#### Stored data:
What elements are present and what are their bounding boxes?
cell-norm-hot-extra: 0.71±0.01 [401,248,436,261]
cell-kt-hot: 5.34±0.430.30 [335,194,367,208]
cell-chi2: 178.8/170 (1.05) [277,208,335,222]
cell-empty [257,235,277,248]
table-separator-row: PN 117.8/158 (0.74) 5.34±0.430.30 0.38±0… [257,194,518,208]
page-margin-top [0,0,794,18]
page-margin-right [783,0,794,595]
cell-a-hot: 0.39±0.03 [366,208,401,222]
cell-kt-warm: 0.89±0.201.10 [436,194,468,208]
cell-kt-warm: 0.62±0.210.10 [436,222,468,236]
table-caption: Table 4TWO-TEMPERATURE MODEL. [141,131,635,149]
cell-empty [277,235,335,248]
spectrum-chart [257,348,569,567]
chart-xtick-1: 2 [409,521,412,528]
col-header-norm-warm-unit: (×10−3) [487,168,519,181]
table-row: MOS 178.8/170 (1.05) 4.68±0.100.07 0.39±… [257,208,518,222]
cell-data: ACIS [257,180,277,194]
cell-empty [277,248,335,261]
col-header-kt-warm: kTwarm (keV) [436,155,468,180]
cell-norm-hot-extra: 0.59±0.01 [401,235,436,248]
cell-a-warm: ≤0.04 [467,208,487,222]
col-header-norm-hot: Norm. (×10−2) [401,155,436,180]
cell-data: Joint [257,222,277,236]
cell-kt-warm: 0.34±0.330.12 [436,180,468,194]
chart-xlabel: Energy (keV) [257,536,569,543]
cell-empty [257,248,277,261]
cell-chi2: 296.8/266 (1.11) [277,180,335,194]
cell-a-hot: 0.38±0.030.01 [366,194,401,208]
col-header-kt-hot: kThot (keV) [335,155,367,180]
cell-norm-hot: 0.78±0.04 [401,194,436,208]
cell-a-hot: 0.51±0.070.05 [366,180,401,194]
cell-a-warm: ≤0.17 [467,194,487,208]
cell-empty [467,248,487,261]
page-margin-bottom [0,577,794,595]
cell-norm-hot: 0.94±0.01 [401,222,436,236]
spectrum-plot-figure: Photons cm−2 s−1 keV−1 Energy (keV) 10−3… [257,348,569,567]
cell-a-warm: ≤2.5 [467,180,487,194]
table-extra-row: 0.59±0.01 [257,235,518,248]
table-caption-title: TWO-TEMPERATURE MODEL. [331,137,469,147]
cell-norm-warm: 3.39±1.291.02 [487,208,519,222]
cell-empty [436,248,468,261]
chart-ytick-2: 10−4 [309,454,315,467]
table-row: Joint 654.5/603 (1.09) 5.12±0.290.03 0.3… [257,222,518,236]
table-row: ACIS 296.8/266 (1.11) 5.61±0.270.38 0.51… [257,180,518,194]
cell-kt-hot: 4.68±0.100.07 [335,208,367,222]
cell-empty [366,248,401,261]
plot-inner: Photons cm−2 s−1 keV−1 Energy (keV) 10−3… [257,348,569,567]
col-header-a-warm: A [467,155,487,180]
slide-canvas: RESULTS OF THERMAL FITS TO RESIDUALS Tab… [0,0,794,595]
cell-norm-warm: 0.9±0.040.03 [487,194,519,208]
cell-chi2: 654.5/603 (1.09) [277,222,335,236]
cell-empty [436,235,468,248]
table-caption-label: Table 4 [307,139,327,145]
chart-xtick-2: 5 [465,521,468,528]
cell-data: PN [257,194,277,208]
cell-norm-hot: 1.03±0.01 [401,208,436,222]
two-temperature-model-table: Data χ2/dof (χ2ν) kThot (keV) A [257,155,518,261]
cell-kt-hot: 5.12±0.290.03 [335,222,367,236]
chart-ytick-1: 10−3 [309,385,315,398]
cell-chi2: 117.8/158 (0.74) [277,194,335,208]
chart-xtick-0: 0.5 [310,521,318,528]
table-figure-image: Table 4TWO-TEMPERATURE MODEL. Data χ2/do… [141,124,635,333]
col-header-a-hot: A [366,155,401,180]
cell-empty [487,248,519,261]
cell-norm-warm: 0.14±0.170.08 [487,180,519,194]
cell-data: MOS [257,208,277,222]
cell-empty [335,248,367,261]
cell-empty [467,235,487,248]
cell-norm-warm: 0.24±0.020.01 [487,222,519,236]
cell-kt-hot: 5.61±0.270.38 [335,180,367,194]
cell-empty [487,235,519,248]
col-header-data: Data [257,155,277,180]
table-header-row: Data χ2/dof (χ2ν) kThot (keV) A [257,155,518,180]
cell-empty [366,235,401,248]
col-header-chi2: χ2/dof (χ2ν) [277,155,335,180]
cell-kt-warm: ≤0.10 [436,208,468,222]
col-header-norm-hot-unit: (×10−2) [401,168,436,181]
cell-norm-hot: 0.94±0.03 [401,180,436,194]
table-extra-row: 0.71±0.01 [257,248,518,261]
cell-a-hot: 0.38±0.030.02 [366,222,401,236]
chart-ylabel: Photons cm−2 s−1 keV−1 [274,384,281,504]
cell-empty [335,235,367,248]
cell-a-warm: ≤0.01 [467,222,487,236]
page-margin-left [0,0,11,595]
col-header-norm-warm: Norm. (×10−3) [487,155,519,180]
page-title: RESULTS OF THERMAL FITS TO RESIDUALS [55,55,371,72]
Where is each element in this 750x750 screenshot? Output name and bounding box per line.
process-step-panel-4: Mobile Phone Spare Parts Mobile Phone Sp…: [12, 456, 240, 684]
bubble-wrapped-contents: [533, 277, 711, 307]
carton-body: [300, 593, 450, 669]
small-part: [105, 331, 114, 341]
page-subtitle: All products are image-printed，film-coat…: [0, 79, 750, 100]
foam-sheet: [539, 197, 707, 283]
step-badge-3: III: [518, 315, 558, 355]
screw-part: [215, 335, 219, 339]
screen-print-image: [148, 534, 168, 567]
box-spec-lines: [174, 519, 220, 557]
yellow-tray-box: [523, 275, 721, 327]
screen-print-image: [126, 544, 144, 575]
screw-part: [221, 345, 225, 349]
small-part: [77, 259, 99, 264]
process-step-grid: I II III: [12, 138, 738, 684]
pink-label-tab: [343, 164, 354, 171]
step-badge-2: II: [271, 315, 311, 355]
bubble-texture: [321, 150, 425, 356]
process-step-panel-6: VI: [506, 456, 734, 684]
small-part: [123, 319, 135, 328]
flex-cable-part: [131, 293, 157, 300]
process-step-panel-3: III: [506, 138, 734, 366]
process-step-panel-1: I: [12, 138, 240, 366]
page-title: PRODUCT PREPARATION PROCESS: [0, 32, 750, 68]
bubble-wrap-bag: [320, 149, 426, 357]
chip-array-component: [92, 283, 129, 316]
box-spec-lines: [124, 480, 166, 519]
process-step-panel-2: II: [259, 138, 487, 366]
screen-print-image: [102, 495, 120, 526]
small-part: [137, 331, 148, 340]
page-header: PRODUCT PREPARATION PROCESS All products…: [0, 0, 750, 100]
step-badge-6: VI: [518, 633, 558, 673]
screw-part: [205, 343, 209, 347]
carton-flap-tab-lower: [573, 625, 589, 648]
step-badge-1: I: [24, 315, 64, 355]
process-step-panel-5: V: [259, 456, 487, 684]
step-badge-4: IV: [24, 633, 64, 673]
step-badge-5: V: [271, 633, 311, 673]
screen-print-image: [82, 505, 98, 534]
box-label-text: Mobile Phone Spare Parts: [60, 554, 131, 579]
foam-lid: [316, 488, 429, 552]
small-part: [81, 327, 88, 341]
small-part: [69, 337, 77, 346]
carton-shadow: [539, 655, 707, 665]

#### The task:
Quote all of the material above word for word, from its first line to its last.

#### Reply to the task:
What elements are present and what are their bounding boxes?
cell-norm-hot-extra: 0.71±0.01 [401,248,436,261]
cell-kt-hot: 5.34±0.430.30 [335,194,367,208]
cell-chi2: 178.8/170 (1.05) [277,208,335,222]
cell-empty [257,235,277,248]
table-separator-row: PN 117.8/158 (0.74) 5.34±0.430.30 0.38±0… [257,194,518,208]
page-margin-top [0,0,794,18]
page-margin-right [783,0,794,595]
cell-a-hot: 0.39±0.03 [366,208,401,222]
cell-kt-warm: 0.89±0.201.10 [436,194,468,208]
cell-kt-warm: 0.62±0.210.10 [436,222,468,236]
table-caption: Table 4TWO-TEMPERATURE MODEL. [141,131,635,149]
cell-empty [277,235,335,248]
spectrum-chart [257,348,569,567]
chart-xtick-1: 2 [409,521,412,528]
col-header-norm-warm-unit: (×10−3) [487,168,519,181]
table-row: MOS 178.8/170 (1.05) 4.68±0.100.07 0.39±… [257,208,518,222]
cell-data: ACIS [257,180,277,194]
cell-empty [277,248,335,261]
col-header-kt-warm: kTwarm (keV) [436,155,468,180]
cell-norm-hot-extra: 0.59±0.01 [401,235,436,248]
cell-a-warm: ≤0.04 [467,208,487,222]
col-header-norm-hot: Norm. (×10−2) [401,155,436,180]
cell-data: Joint [257,222,277,236]
cell-kt-warm: 0.34±0.330.12 [436,180,468,194]
chart-xlabel: Energy (keV) [257,536,569,543]
cell-empty [257,248,277,261]
cell-chi2: 296.8/266 (1.11) [277,180,335,194]
cell-a-hot: 0.38±0.030.01 [366,194,401,208]
col-header-kt-hot: kThot (keV) [335,155,367,180]
cell-norm-hot: 0.78±0.04 [401,194,436,208]
cell-a-hot: 0.51±0.070.05 [366,180,401,194]
cell-a-warm: ≤0.17 [467,194,487,208]
cell-empty [467,248,487,261]
page-margin-bottom [0,577,794,595]
cell-norm-hot: 0.94±0.01 [401,222,436,236]
spectrum-plot-figure: Photons cm−2 s−1 keV−1 Energy (keV) 10−3… [257,348,569,567]
cell-a-warm: ≤2.5 [467,180,487,194]
table-extra-row: 0.59±0.01 [257,235,518,248]
table-caption-title: TWO-TEMPERATURE MODEL. [331,137,469,147]
cell-norm-warm: 3.39±1.291.02 [487,208,519,222]
cell-empty [436,248,468,261]
chart-ytick-2: 10−4 [309,454,315,467]
table-row: Joint 654.5/603 (1.09) 5.12±0.290.03 0.3… [257,222,518,236]
table-row: ACIS 296.8/266 (1.11) 5.61±0.270.38 0.51… [257,180,518,194]
cell-kt-hot: 4.68±0.100.07 [335,208,367,222]
cell-empty [366,248,401,261]
plot-inner: Photons cm−2 s−1 keV−1 Energy (keV) 10−3… [257,348,569,567]
col-header-a-warm: A [467,155,487,180]
slide-canvas: RESULTS OF THERMAL FITS TO RESIDUALS Tab… [0,0,794,595]
cell-norm-warm: 0.9±0.040.03 [487,194,519,208]
cell-chi2: 654.5/603 (1.09) [277,222,335,236]
cell-empty [436,235,468,248]
table-caption-label: Table 4 [307,139,327,145]
chart-xtick-2: 5 [465,521,468,528]
cell-data: PN [257,194,277,208]
cell-norm-hot: 1.03±0.01 [401,208,436,222]
two-temperature-model-table: Data χ2/dof (χ2ν) kThot (keV) A [257,155,518,261]
cell-kt-hot: 5.12±0.290.03 [335,222,367,236]
chart-ytick-1: 10−3 [309,385,315,398]
cell-chi2: 117.8/158 (0.74) [277,194,335,208]
chart-xtick-0: 0.5 [310,521,318,528]
table-figure-image: Table 4TWO-TEMPERATURE MODEL. Data χ2/do… [141,124,635,333]
col-header-a-hot: A [366,155,401,180]
cell-empty [487,248,519,261]
cell-norm-warm: 0.14±0.170.08 [487,180,519,194]
cell-data: MOS [257,208,277,222]
cell-empty [335,248,367,261]
cell-empty [467,235,487,248]
cell-norm-warm: 0.24±0.020.01 [487,222,519,236]
cell-kt-hot: 5.61±0.270.38 [335,180,367,194]
cell-empty [487,235,519,248]
col-header-data: Data [257,155,277,180]
table-header-row: Data χ2/dof (χ2ν) kThot (keV) A [257,155,518,180]
cell-empty [366,235,401,248]
col-header-chi2: χ2/dof (χ2ν) [277,155,335,180]
cell-kt-warm: ≤0.10 [436,208,468,222]
col-header-norm-hot-unit: (×10−2) [401,168,436,181]
cell-norm-hot: 0.94±0.03 [401,180,436,194]
table-extra-row: 0.71±0.01 [257,248,518,261]
cell-a-hot: 0.38±0.030.02 [366,222,401,236]
chart-ylabel: Photons cm−2 s−1 keV−1 [274,384,281,504]
cell-empty [335,235,367,248]
cell-a-warm: ≤0.01 [467,222,487,236]
page-margin-left [0,0,11,595]
col-header-norm-warm: Norm. (×10−3) [487,155,519,180]
page-title: RESULTS OF THERMAL FITS TO RESIDUALS [55,55,371,72]
Where is each element in this 750x750 screenshot? Output name and bounding box per line.
process-step-panel-4: Mobile Phone Spare Parts Mobile Phone Sp…: [12, 456, 240, 684]
bubble-wrapped-contents: [533, 277, 711, 307]
carton-body: [300, 593, 450, 669]
small-part: [105, 331, 114, 341]
page-subtitle: All products are image-printed，film-coat…: [0, 79, 750, 100]
foam-sheet: [539, 197, 707, 283]
step-badge-3: III: [518, 315, 558, 355]
screw-part: [215, 335, 219, 339]
screen-print-image: [148, 534, 168, 567]
box-spec-lines: [174, 519, 220, 557]
yellow-tray-box: [523, 275, 721, 327]
screen-print-image: [126, 544, 144, 575]
screw-part: [221, 345, 225, 349]
small-part: [77, 259, 99, 264]
process-step-grid: I II III: [12, 138, 738, 684]
pink-label-tab: [343, 164, 354, 171]
step-badge-2: II: [271, 315, 311, 355]
bubble-texture: [321, 150, 425, 356]
process-step-panel-6: VI: [506, 456, 734, 684]
small-part: [123, 319, 135, 328]
flex-cable-part: [131, 293, 157, 300]
process-step-panel-3: III: [506, 138, 734, 366]
process-step-panel-1: I: [12, 138, 240, 366]
page-title: PRODUCT PREPARATION PROCESS: [0, 32, 750, 68]
bubble-wrap-bag: [320, 149, 426, 357]
chip-array-component: [92, 283, 129, 316]
box-spec-lines: [124, 480, 166, 519]
process-step-panel-2: II: [259, 138, 487, 366]
screen-print-image: [102, 495, 120, 526]
small-part: [137, 331, 148, 340]
page-header: PRODUCT PREPARATION PROCESS All products…: [0, 0, 750, 100]
step-badge-6: VI: [518, 633, 558, 673]
screw-part: [205, 343, 209, 347]
carton-flap-tab-lower: [573, 625, 589, 648]
step-badge-1: I: [24, 315, 64, 355]
process-step-panel-5: V: [259, 456, 487, 684]
step-badge-4: IV: [24, 633, 64, 673]
step-badge-5: V: [271, 633, 311, 673]
screen-print-image: [82, 505, 98, 534]
box-label-text: Mobile Phone Spare Parts: [60, 554, 131, 579]
foam-lid: [316, 488, 429, 552]
small-part: [81, 327, 88, 341]
small-part: [69, 337, 77, 346]
carton-shadow: [539, 655, 707, 665]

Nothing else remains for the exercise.